STATED EXERCISE —
Write out every entry precisely as given, leaving the pictures out.

GIVEN INFORMATION —
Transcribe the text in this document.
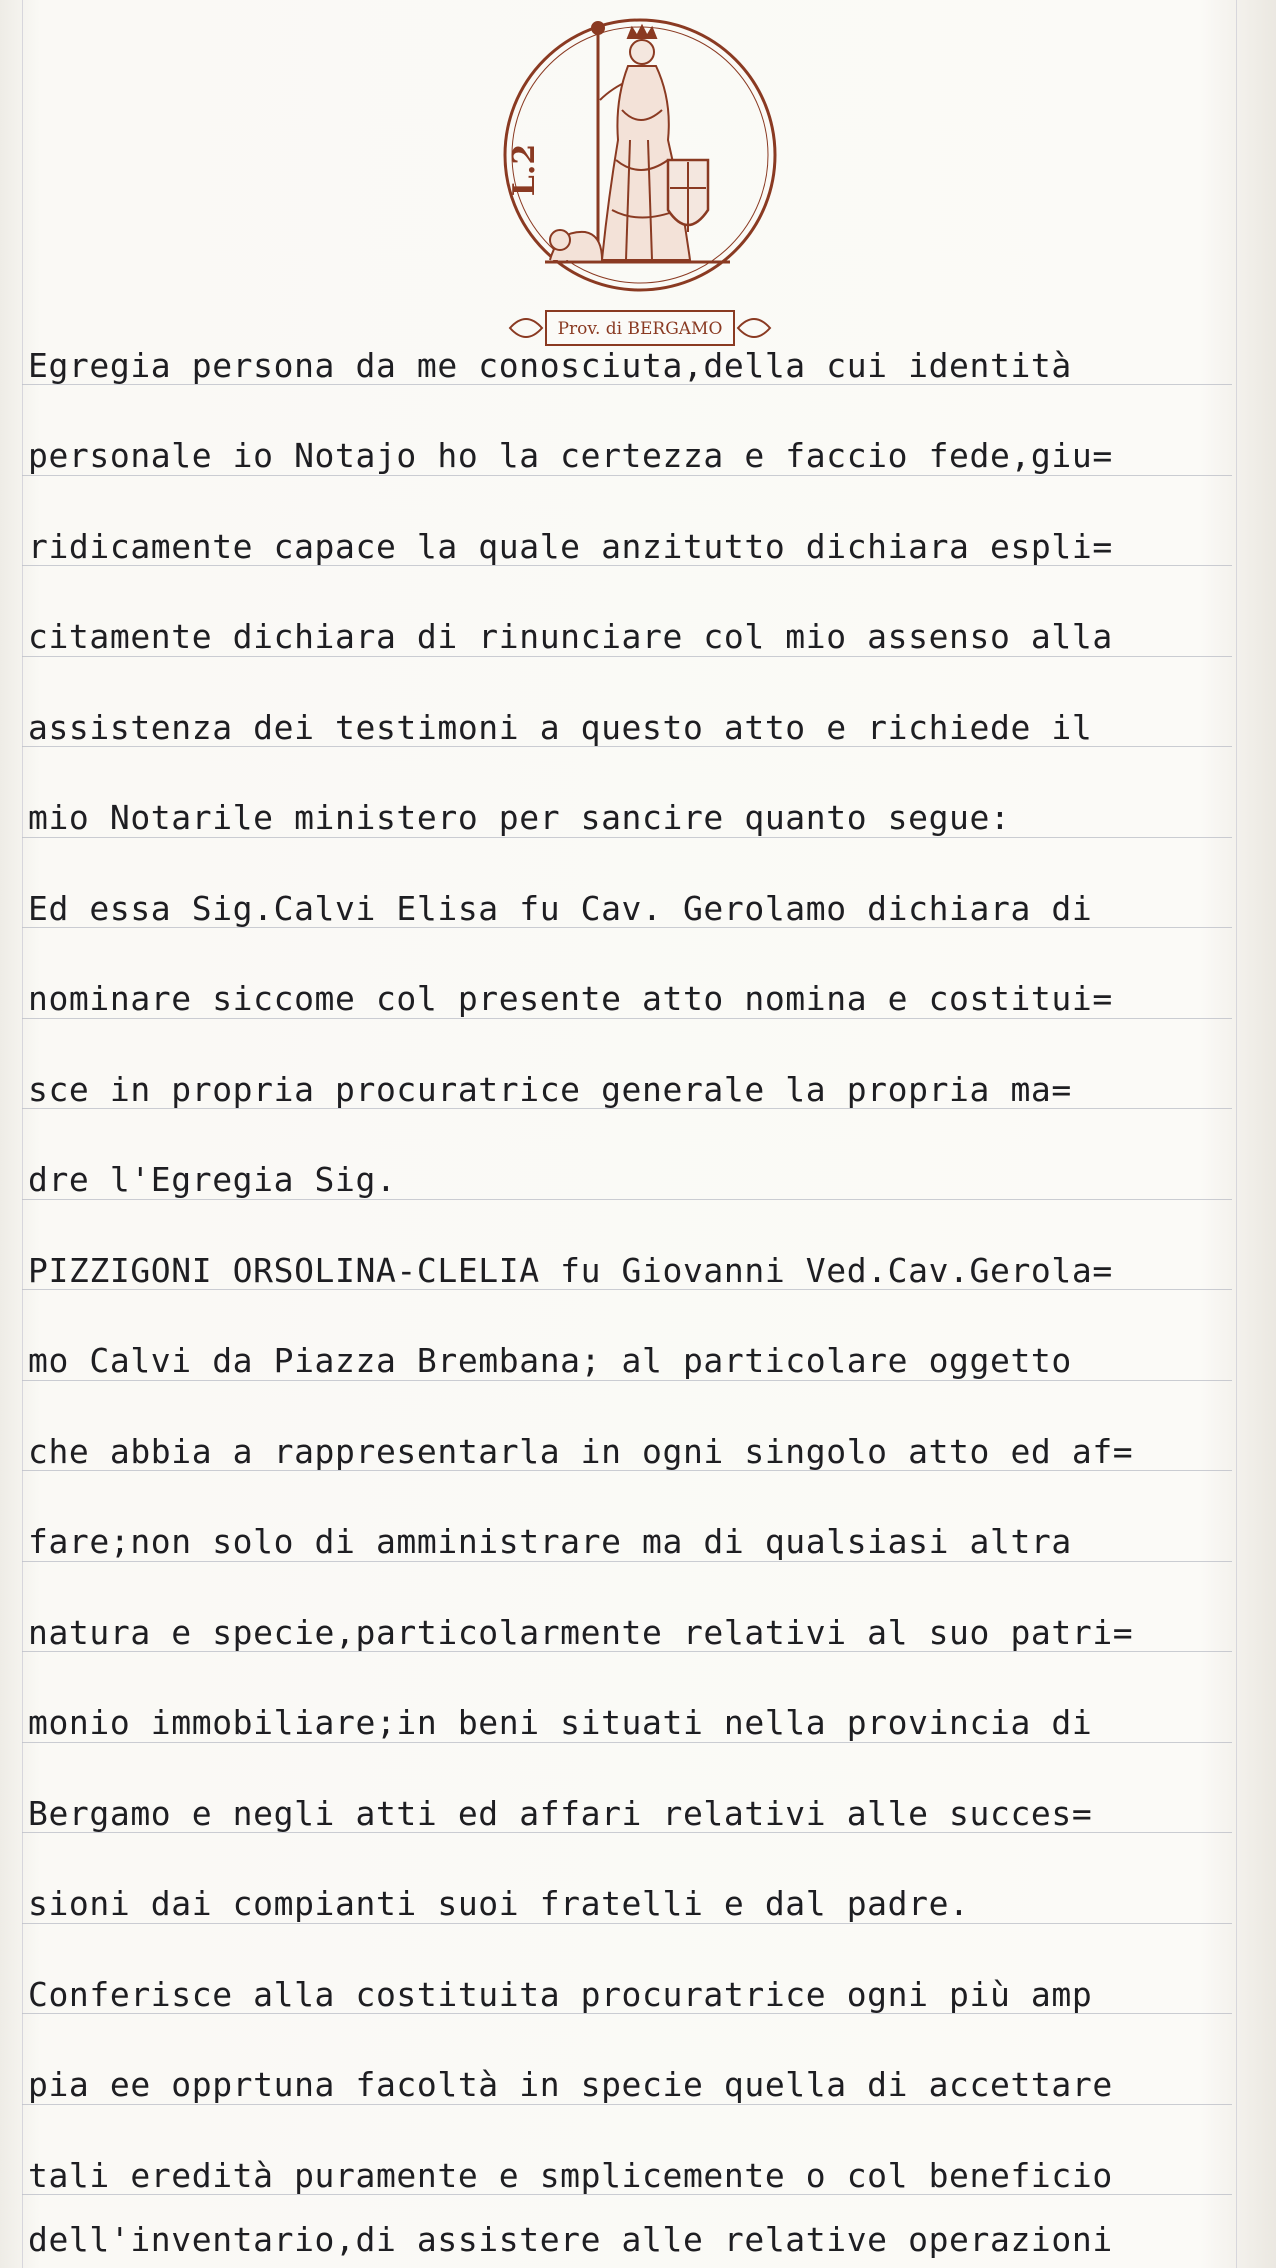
L.2
Prov. di BERGAMO
Egregia persona da me conosciuta,della cui identità
personale io Notajo ho la certezza e faccio fede,giu=
ridicamente capace la quale anzitutto dichiara espli=
citamente dichiara di rinunciare col mio assenso alla
assistenza dei testimoni a questo atto e richiede il
mio Notarile ministero per sancire quanto segue:
Ed essa Sig.Calvi Elisa fu Cav. Gerolamo dichiara di
nominare siccome col presente atto nomina e costitui=
sce in propria procuratrice generale la propria ma=
dre l'Egregia Sig.
PIZZIGONI ORSOLINA-CLELIA fu Giovanni Ved.Cav.Gerola=
mo Calvi da Piazza Brembana; al particolare oggetto
che abbia a rappresentarla in ogni singolo atto ed af=
fare;non solo di amministrare ma di qualsiasi altra
natura e specie,particolarmente relativi al suo patri=
monio immobiliare;in beni situati nella provincia di
Bergamo e negli atti ed affari relativi alle succes=
sioni dai compianti suoi fratelli e dal padre.
Conferisce alla costituita procuratrice ogni più amp
pia ee opprtuna facoltà in specie quella di accettare
tali eredità puramente e smplicemente o col beneficio
dell'inventario,di assistere alle relative operazioni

FULL RESPONSE —
Transcribe the text in this document.
L.2
Prov. di BERGAMO
Egregia persona da me conosciuta,della cui identità
personale io Notajo ho la certezza e faccio fede,giu=
ridicamente capace la quale anzitutto dichiara espli=
citamente dichiara di rinunciare col mio assenso alla
assistenza dei testimoni a questo atto e richiede il
mio Notarile ministero per sancire quanto segue:
Ed essa Sig.Calvi Elisa fu Cav. Gerolamo dichiara di
nominare siccome col presente atto nomina e costitui=
sce in propria procuratrice generale la propria ma=
dre l'Egregia Sig.
PIZZIGONI ORSOLINA-CLELIA fu Giovanni Ved.Cav.Gerola=
mo Calvi da Piazza Brembana; al particolare oggetto
che abbia a rappresentarla in ogni singolo atto ed af=
fare;non solo di amministrare ma di qualsiasi altra
natura e specie,particolarmente relativi al suo patri=
monio immobiliare;in beni situati nella provincia di
Bergamo e negli atti ed affari relativi alle succes=
sioni dai compianti suoi fratelli e dal padre.
Conferisce alla costituita procuratrice ogni più amp
pia ee opprtuna facoltà in specie quella di accettare
tali eredità puramente e smplicemente o col beneficio
dell'inventario,di assistere alle relative operazioni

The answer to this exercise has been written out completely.